__Task goal__: Find the line that contains "Decode this image" and print it and every line after it, exactly, please.
--
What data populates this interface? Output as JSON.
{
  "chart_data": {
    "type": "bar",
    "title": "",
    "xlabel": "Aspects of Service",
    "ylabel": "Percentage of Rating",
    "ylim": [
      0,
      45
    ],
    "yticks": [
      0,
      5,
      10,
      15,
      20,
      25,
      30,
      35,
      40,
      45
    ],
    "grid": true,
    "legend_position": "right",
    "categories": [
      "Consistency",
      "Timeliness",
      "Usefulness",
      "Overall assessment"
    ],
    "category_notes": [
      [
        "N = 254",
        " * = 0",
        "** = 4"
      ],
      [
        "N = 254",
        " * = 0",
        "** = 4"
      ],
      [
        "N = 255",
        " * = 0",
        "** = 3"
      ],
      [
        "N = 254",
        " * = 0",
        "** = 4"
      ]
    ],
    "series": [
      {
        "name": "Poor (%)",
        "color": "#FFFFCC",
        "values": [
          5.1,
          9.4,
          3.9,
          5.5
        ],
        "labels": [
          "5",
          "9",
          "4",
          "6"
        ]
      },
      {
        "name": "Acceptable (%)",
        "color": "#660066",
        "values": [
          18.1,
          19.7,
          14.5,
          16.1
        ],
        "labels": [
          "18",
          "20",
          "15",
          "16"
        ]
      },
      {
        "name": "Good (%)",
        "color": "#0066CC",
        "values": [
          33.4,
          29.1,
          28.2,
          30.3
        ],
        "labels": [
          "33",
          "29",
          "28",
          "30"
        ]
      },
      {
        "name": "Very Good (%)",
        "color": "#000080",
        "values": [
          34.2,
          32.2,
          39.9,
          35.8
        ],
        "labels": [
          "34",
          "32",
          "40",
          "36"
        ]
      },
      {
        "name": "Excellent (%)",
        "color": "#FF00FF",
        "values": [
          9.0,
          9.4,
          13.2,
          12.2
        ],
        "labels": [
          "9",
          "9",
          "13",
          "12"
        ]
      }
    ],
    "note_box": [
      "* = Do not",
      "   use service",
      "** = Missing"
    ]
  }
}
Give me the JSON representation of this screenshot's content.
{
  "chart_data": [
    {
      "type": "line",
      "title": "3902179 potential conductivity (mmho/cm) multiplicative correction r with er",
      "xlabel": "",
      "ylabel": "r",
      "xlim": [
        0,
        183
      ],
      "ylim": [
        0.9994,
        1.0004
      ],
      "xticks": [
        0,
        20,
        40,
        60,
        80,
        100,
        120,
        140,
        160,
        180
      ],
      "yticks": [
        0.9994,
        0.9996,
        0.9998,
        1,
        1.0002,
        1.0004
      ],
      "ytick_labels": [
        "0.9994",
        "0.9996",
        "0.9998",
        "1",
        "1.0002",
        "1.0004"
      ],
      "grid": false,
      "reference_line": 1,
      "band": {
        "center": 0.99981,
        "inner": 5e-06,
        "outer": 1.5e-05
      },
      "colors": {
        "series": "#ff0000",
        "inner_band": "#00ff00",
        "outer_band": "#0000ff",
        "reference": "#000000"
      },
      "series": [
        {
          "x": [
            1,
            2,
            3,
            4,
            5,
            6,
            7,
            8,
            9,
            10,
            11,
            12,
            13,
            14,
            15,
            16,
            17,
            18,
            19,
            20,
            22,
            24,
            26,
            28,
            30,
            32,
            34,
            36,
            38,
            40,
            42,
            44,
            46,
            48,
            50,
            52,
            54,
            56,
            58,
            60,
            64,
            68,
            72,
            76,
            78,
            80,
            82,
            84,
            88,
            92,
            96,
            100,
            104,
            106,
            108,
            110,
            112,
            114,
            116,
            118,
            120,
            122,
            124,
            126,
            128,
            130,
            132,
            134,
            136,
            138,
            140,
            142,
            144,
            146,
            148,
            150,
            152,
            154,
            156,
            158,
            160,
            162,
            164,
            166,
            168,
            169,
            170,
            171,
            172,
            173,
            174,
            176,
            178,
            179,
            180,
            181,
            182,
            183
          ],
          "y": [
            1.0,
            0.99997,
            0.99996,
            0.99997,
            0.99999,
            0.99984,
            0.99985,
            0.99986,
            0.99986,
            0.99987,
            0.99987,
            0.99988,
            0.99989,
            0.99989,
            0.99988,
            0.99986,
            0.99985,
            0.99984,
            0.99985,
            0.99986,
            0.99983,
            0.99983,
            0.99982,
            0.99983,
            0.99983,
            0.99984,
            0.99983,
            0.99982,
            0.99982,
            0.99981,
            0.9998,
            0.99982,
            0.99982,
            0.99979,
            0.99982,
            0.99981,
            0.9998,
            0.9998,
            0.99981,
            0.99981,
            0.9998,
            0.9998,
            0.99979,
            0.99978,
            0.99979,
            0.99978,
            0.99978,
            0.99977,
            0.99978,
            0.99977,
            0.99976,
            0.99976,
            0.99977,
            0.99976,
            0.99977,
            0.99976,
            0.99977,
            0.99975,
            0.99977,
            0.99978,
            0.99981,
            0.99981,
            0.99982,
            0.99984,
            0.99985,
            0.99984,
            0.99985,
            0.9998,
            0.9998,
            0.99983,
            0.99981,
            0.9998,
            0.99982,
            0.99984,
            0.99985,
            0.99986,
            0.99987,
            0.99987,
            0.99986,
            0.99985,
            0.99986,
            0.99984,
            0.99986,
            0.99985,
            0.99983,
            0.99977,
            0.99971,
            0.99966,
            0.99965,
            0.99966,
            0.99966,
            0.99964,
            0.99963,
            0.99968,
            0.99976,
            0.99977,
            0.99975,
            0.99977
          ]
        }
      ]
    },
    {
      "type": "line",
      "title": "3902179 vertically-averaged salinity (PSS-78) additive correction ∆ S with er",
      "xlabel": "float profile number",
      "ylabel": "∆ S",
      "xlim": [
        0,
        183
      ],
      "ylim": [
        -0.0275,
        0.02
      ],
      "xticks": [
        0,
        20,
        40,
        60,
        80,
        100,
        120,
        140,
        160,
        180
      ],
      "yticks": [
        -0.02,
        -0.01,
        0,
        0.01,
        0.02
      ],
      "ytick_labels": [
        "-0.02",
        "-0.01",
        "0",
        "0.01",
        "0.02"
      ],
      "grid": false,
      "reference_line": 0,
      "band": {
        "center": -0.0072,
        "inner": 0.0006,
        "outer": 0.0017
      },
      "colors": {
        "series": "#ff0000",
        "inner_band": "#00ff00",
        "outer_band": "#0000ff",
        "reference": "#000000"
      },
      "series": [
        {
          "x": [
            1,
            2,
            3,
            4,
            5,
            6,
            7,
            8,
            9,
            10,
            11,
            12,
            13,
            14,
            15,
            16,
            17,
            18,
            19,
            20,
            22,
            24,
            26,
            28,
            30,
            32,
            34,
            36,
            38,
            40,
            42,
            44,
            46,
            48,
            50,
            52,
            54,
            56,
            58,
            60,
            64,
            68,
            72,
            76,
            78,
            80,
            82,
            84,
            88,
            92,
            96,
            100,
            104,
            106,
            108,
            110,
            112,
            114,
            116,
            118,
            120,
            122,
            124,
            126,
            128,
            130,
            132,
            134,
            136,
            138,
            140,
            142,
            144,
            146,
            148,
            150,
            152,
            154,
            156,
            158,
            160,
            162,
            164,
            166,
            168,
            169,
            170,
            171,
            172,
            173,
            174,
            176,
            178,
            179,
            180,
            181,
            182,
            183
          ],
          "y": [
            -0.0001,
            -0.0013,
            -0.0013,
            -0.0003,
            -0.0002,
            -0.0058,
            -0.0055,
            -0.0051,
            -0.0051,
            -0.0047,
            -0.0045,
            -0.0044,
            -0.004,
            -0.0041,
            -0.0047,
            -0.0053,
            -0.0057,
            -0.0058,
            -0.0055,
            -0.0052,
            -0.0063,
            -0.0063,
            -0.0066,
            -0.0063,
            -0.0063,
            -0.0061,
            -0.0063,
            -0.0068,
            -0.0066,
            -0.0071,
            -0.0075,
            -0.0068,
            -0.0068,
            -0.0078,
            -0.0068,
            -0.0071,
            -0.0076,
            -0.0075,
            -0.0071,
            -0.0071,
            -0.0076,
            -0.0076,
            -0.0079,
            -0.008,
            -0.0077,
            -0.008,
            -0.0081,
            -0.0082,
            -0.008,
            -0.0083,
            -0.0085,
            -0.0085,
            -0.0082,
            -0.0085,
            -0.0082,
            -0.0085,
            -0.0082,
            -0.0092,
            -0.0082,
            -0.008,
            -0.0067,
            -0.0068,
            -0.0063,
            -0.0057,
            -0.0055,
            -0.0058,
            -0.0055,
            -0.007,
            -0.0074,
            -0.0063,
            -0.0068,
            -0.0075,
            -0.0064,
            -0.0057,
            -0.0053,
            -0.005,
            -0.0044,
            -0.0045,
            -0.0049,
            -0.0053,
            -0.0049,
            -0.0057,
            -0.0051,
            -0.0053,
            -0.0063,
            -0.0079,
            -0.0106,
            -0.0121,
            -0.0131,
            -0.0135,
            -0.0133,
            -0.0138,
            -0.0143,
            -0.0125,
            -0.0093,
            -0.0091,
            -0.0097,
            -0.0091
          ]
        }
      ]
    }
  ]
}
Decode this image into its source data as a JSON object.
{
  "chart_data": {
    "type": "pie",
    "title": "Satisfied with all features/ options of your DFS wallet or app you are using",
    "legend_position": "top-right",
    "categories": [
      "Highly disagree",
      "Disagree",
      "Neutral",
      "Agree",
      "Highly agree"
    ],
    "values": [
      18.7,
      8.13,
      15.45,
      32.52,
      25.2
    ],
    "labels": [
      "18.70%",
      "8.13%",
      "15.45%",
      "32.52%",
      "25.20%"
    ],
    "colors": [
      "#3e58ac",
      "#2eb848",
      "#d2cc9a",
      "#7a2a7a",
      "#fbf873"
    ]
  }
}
--
__Solution to this task__:
Decode this image into its source data as a JSON object.
{
  "chart_data": {
    "type": "pie",
    "title": "Satisfied with all features/ options of your DFS wallet or app you are using",
    "legend_position": "top-right",
    "categories": [
      "Highly disagree",
      "Disagree",
      "Neutral",
      "Agree",
      "Highly agree"
    ],
    "values": [
      18.7,
      8.13,
      15.45,
      32.52,
      25.2
    ],
    "labels": [
      "18.70%",
      "8.13%",
      "15.45%",
      "32.52%",
      "25.20%"
    ],
    "colors": [
      "#3e58ac",
      "#2eb848",
      "#d2cc9a",
      "#7a2a7a",
      "#fbf873"
    ]
  }
}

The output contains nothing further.